Copy out all the records exactly.

> **MATERIAL TO PROCESS**:
**********

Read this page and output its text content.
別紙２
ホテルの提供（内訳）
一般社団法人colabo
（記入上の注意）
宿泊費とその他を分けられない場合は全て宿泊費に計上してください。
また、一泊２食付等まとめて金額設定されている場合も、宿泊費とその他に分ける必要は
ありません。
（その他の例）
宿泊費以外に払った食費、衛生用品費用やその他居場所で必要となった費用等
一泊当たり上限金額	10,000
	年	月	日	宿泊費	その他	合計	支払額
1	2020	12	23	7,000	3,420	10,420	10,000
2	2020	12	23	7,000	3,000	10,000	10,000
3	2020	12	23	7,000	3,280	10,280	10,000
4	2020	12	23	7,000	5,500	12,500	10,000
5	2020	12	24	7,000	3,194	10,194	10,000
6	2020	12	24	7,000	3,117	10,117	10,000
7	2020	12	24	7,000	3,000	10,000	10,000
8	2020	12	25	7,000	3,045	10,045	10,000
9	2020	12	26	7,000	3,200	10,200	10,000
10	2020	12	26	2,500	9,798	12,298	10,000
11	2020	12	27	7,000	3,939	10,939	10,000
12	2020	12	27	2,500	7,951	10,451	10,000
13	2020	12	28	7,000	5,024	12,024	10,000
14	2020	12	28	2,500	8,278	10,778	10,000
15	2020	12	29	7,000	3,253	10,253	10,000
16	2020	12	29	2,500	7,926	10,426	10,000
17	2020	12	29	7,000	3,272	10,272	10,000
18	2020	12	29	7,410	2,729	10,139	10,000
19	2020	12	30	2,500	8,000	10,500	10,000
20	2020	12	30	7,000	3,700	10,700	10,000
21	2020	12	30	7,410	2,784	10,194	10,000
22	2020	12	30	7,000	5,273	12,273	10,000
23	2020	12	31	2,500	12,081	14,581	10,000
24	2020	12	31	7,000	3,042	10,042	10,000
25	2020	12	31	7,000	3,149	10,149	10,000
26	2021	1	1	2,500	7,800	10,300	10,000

**********

> **COMPLETE RESPONSE**:
Read this page and output its text content.
別紙２
ホテルの提供（内訳）
一般社団法人colabo
（記入上の注意）
宿泊費とその他を分けられない場合は全て宿泊費に計上してください。
また、一泊２食付等まとめて金額設定されている場合も、宿泊費とその他に分ける必要は
ありません。
（その他の例）
宿泊費以外に払った食費、衛生用品費用やその他居場所で必要となった費用等
一泊当たり上限金額	10,000
	年	月	日	宿泊費	その他	合計	支払額
1	2020	12	23	7,000	3,420	10,420	10,000
2	2020	12	23	7,000	3,000	10,000	10,000
3	2020	12	23	7,000	3,280	10,280	10,000
4	2020	12	23	7,000	5,500	12,500	10,000
5	2020	12	24	7,000	3,194	10,194	10,000
6	2020	12	24	7,000	3,117	10,117	10,000
7	2020	12	24	7,000	3,000	10,000	10,000
8	2020	12	25	7,000	3,045	10,045	10,000
9	2020	12	26	7,000	3,200	10,200	10,000
10	2020	12	26	2,500	9,798	12,298	10,000
11	2020	12	27	7,000	3,939	10,939	10,000
12	2020	12	27	2,500	7,951	10,451	10,000
13	2020	12	28	7,000	5,024	12,024	10,000
14	2020	12	28	2,500	8,278	10,778	10,000
15	2020	12	29	7,000	3,253	10,253	10,000
16	2020	12	29	2,500	7,926	10,426	10,000
17	2020	12	29	7,000	3,272	10,272	10,000
18	2020	12	29	7,410	2,729	10,139	10,000
19	2020	12	30	2,500	8,000	10,500	10,000
20	2020	12	30	7,000	3,700	10,700	10,000
21	2020	12	30	7,410	2,784	10,194	10,000
22	2020	12	30	7,000	5,273	12,273	10,000
23	2020	12	31	2,500	12,081	14,581	10,000
24	2020	12	31	7,000	3,042	10,042	10,000
25	2020	12	31	7,000	3,149	10,149	10,000
26	2021	1	1	2,500	7,800	10,300	10,000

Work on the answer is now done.